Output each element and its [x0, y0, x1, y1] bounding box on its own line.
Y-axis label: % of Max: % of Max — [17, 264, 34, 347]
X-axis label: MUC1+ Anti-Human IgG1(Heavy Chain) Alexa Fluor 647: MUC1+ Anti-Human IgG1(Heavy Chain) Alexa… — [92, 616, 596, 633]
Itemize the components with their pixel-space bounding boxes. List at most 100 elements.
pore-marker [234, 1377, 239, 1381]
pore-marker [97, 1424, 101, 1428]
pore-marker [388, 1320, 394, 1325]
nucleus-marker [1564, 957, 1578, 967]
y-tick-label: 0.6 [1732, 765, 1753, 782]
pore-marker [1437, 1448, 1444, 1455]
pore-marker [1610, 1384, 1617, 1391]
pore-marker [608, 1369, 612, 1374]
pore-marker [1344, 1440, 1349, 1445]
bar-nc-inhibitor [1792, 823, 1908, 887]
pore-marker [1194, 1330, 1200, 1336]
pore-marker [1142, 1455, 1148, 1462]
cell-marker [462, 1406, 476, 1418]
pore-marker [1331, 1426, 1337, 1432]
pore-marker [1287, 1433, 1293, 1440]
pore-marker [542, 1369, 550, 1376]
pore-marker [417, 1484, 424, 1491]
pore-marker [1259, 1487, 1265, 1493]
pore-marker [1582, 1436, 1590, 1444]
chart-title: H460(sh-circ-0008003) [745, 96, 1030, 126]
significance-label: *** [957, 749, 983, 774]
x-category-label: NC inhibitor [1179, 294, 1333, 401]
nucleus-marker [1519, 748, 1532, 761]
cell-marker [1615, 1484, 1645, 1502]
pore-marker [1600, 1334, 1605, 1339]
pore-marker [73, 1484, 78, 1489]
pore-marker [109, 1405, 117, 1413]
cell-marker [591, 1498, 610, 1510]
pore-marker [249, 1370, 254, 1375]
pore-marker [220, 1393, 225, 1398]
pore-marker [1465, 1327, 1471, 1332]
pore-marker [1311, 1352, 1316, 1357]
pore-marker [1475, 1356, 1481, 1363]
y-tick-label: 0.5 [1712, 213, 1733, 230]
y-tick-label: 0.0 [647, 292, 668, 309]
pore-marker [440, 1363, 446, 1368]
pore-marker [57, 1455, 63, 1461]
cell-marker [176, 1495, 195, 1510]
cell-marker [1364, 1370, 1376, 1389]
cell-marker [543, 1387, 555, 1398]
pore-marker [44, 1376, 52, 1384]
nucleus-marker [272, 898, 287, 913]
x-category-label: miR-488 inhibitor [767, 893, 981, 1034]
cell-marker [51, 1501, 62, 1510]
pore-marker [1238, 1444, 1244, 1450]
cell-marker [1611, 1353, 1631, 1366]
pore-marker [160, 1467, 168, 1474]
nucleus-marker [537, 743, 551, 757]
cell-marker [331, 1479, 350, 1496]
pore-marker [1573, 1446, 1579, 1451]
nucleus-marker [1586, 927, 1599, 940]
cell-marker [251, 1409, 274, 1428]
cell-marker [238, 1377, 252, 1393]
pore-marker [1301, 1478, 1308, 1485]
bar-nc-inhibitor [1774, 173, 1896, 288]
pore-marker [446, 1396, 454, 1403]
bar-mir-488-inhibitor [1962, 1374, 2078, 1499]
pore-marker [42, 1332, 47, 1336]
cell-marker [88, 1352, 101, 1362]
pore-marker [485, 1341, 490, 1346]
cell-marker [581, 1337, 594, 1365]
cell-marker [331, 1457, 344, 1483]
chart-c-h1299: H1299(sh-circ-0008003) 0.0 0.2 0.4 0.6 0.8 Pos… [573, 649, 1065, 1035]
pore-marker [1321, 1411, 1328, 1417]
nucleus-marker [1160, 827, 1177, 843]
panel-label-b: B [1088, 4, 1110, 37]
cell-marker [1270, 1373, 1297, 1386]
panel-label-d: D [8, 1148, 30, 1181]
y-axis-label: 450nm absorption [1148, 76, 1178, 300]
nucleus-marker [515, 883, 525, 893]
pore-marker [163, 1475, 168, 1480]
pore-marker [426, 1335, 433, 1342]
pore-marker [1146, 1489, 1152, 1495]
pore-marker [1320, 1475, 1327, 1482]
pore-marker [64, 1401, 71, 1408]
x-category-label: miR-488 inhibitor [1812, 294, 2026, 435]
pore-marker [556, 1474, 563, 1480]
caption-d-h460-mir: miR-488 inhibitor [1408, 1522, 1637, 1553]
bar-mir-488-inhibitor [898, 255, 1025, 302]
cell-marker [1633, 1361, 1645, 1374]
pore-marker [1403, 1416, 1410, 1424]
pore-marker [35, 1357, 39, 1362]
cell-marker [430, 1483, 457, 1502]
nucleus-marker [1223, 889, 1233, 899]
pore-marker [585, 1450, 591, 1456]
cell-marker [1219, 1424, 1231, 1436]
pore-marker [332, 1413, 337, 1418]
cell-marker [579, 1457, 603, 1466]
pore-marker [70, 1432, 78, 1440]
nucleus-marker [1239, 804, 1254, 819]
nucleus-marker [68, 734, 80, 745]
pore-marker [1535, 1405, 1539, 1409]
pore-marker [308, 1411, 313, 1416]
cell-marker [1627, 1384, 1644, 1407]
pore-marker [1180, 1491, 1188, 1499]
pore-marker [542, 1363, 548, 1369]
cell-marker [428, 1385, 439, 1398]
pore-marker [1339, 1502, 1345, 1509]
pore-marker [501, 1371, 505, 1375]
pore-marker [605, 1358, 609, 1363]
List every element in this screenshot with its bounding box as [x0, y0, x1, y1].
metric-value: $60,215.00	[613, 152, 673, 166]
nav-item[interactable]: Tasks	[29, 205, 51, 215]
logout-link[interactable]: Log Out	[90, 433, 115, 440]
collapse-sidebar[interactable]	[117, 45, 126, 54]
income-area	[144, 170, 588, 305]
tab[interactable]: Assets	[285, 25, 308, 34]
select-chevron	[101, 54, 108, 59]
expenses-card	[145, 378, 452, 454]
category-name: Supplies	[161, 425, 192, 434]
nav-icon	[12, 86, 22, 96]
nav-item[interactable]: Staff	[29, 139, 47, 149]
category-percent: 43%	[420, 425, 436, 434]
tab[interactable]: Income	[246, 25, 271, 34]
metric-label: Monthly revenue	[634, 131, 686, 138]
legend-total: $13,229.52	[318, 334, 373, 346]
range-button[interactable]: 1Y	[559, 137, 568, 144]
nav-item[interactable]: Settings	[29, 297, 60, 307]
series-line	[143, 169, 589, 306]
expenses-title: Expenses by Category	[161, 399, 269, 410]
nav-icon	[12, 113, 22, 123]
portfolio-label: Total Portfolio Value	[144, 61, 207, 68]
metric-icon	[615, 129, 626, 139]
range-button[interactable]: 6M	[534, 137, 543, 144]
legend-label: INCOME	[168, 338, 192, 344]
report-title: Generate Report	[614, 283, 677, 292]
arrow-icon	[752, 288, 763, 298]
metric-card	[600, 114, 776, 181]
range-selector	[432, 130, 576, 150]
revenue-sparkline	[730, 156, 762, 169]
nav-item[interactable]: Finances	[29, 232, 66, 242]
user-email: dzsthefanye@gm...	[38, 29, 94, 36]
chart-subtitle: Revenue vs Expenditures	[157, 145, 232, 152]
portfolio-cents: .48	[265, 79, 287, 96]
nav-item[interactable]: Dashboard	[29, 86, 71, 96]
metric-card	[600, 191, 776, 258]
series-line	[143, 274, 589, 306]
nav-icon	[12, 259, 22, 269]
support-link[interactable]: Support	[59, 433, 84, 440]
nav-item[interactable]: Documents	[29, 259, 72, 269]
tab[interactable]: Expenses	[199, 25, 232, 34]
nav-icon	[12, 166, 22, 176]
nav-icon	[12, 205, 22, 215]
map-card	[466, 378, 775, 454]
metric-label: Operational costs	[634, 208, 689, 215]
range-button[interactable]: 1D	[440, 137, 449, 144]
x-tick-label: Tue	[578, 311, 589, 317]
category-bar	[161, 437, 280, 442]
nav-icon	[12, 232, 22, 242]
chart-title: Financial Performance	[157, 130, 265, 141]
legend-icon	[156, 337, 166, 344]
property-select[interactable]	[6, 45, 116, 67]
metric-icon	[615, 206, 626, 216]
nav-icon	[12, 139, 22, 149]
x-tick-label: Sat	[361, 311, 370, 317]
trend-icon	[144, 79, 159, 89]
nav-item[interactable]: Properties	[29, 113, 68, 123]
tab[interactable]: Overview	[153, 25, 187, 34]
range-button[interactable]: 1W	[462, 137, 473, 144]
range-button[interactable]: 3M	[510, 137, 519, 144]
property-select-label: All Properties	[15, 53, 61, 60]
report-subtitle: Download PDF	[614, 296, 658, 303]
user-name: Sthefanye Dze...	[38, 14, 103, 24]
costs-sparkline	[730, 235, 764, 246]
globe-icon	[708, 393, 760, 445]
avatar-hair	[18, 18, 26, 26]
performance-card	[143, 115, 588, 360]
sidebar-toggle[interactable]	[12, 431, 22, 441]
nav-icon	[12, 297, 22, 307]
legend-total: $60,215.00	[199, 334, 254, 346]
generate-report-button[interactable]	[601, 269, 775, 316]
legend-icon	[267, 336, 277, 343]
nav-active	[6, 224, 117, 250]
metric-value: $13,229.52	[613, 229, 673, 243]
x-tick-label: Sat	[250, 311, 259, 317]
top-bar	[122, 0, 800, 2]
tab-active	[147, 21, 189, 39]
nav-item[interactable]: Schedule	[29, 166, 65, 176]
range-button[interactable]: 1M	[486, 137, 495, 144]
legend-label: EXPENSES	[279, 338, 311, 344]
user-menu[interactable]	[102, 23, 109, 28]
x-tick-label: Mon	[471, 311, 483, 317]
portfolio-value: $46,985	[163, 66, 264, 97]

▶ Set exercise
Can you write out, word for word, the stretch of lines above from the very first one through the one containing "pore-marker [1437, 1448, 1444, 1455]"?

▶ Final result
Output each element and its [x0, y0, x1, y1] bounding box on its own line.
Y-axis label: % of Max: % of Max — [17, 264, 34, 347]
X-axis label: MUC1+ Anti-Human IgG1(Heavy Chain) Alexa Fluor 647: MUC1+ Anti-Human IgG1(Heavy Chain) Alexa… — [92, 616, 596, 633]
Itemize the components with their pixel-space bounding boxes. List at most 100 elements.
pore-marker [234, 1377, 239, 1381]
pore-marker [97, 1424, 101, 1428]
pore-marker [388, 1320, 394, 1325]
nucleus-marker [1564, 957, 1578, 967]
y-tick-label: 0.6 [1732, 765, 1753, 782]
pore-marker [1437, 1448, 1444, 1455]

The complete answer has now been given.